_PROMPT_. Leave out the pictures and repeat the data exactly.

_SOURCE RECORDS_.
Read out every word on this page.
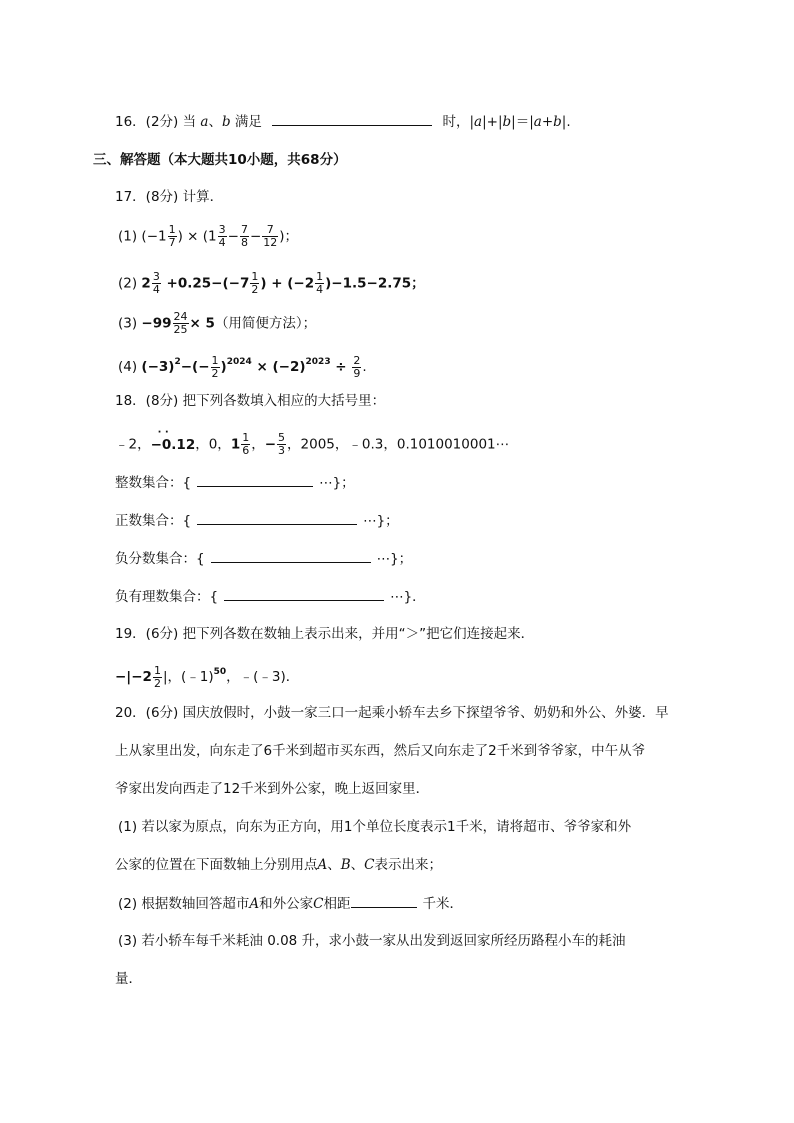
16．(2分) 当 a、b 满足	时，|a|+|b|＝|a+b|.
三、解答题（本大题共10小题，共68分）
17．(8分) 计算．
(1) ($-1 \frac{1}{7}$ ) × ($1 \frac{3}{4} - \frac{7}{8} - \frac{7}{12}$ )；
(2) $2 \frac{3}{4} +0.25-(-7 \frac{1}{2}$ ) + $(-2 \frac{1}{4} )-1.5-2.75$；
$(3) -99 \frac{24}{25} \times 5$（用简便方法）；
(4) $(-3)^2-(- \frac{1}{2} )^{2024} \times (-2)^{2023} \div \frac{2}{9}$ .
18．(8分) 把下列各数填入相应的大括号里：
﹣2，· · −0.12，0，$1 \frac{1}{6}$ ，− $\frac{5}{3}$ ，2005，﹣0.3，0.1010010001⋯
整数集合：{	⋯}；
正数集合：{	⋯}；
负分数集合：{	⋯}；
负有理数集合：{	⋯}．
19．(6分) 把下列各数在数轴上表示出来，并用“＞”把它们连接起来．
$-|-2 \frac{1}{2}$ |，(﹣1)$^{50}$，﹣(﹣3)．
20．(6分) 国庆放假时，小鼓一家三口一起乘小轿车去乡下探望爷爷、奶奶和外公、外婆．早
上从家里出发，向东走了6千米到超市买东西，然后又向东走了2千米到爷爷家，中午从爷
爷家出发向西走了12千米到外公家，晚上返回家里．
(1) 若以家为原点，向东为正方向，用1个单位长度表示1千米，请将超市、爷爷家和外
公家的位置在下面数轴上分别用点A、B、C表示出来；
(2) 根据数轴回答超市A和外公家C相距	千米．
(3) 若小轿车每千米耗油 0.08 升，求小鼓一家从出发到返回家所经历路程小车的耗油
量．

_TASK RESPONSE_.
Read out every word on this page.
16．(2分) 当 a、b 满足	时，|a|+|b|＝|a+b|.
三、解答题（本大题共10小题，共68分）
17．(8分) 计算．
(1) ($-1 \frac{1}{7}$ ) × ($1 \frac{3}{4} - \frac{7}{8} - \frac{7}{12}$ )；
(2) $2 \frac{3}{4} +0.25-(-7 \frac{1}{2}$ ) + $(-2 \frac{1}{4} )-1.5-2.75$；
$(3) -99 \frac{24}{25} \times 5$（用简便方法）；
(4) $(-3)^2-(- \frac{1}{2} )^{2024} \times (-2)^{2023} \div \frac{2}{9}$ .
18．(8分) 把下列各数填入相应的大括号里：
﹣2，· · −0.12，0，$1 \frac{1}{6}$ ，− $\frac{5}{3}$ ，2005，﹣0.3，0.1010010001⋯
整数集合：{	⋯}；
正数集合：{	⋯}；
负分数集合：{	⋯}；
负有理数集合：{	⋯}．
19．(6分) 把下列各数在数轴上表示出来，并用“＞”把它们连接起来．
$-|-2 \frac{1}{2}$ |，(﹣1)$^{50}$，﹣(﹣3)．
20．(6分) 国庆放假时，小鼓一家三口一起乘小轿车去乡下探望爷爷、奶奶和外公、外婆．早
上从家里出发，向东走了6千米到超市买东西，然后又向东走了2千米到爷爷家，中午从爷
爷家出发向西走了12千米到外公家，晚上返回家里．
(1) 若以家为原点，向东为正方向，用1个单位长度表示1千米，请将超市、爷爷家和外
公家的位置在下面数轴上分别用点A、B、C表示出来；
(2) 根据数轴回答超市A和外公家C相距	千米．
(3) 若小轿车每千米耗油 0.08 升，求小鼓一家从出发到返回家所经历路程小车的耗油
量．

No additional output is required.